Stored data:
━━━━━━

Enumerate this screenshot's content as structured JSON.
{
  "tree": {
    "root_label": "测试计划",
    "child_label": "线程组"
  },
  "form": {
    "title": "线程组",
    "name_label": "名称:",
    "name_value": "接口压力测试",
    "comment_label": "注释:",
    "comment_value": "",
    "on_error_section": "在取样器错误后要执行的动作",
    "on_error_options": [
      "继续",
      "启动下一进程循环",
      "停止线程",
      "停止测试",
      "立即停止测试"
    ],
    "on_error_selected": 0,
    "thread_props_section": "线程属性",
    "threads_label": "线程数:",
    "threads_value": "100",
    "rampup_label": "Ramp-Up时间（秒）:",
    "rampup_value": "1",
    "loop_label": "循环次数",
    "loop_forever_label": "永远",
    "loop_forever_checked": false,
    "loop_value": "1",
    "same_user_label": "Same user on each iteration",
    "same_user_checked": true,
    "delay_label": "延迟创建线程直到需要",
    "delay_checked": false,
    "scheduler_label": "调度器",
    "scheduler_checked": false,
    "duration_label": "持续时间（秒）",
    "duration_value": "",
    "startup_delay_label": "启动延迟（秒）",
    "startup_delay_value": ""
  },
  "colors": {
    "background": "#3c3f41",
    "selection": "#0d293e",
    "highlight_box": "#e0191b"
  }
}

━━━━━━

The task: Copy the records above exactly.

Solved exercise:
Enumerate this screenshot's content as structured JSON.
{
  "tree": {
    "root_label": "测试计划",
    "child_label": "线程组"
  },
  "form": {
    "title": "线程组",
    "name_label": "名称:",
    "name_value": "接口压力测试",
    "comment_label": "注释:",
    "comment_value": "",
    "on_error_section": "在取样器错误后要执行的动作",
    "on_error_options": [
      "继续",
      "启动下一进程循环",
      "停止线程",
      "停止测试",
      "立即停止测试"
    ],
    "on_error_selected": 0,
    "thread_props_section": "线程属性",
    "threads_label": "线程数:",
    "threads_value": "100",
    "rampup_label": "Ramp-Up时间（秒）:",
    "rampup_value": "1",
    "loop_label": "循环次数",
    "loop_forever_label": "永远",
    "loop_forever_checked": false,
    "loop_value": "1",
    "same_user_label": "Same user on each iteration",
    "same_user_checked": true,
    "delay_label": "延迟创建线程直到需要",
    "delay_checked": false,
    "scheduler_label": "调度器",
    "scheduler_checked": false,
    "duration_label": "持续时间（秒）",
    "duration_value": "",
    "startup_delay_label": "启动延迟（秒）",
    "startup_delay_value": ""
  },
  "colors": {
    "background": "#3c3f41",
    "selection": "#0d293e",
    "highlight_box": "#e0191b"
  }
}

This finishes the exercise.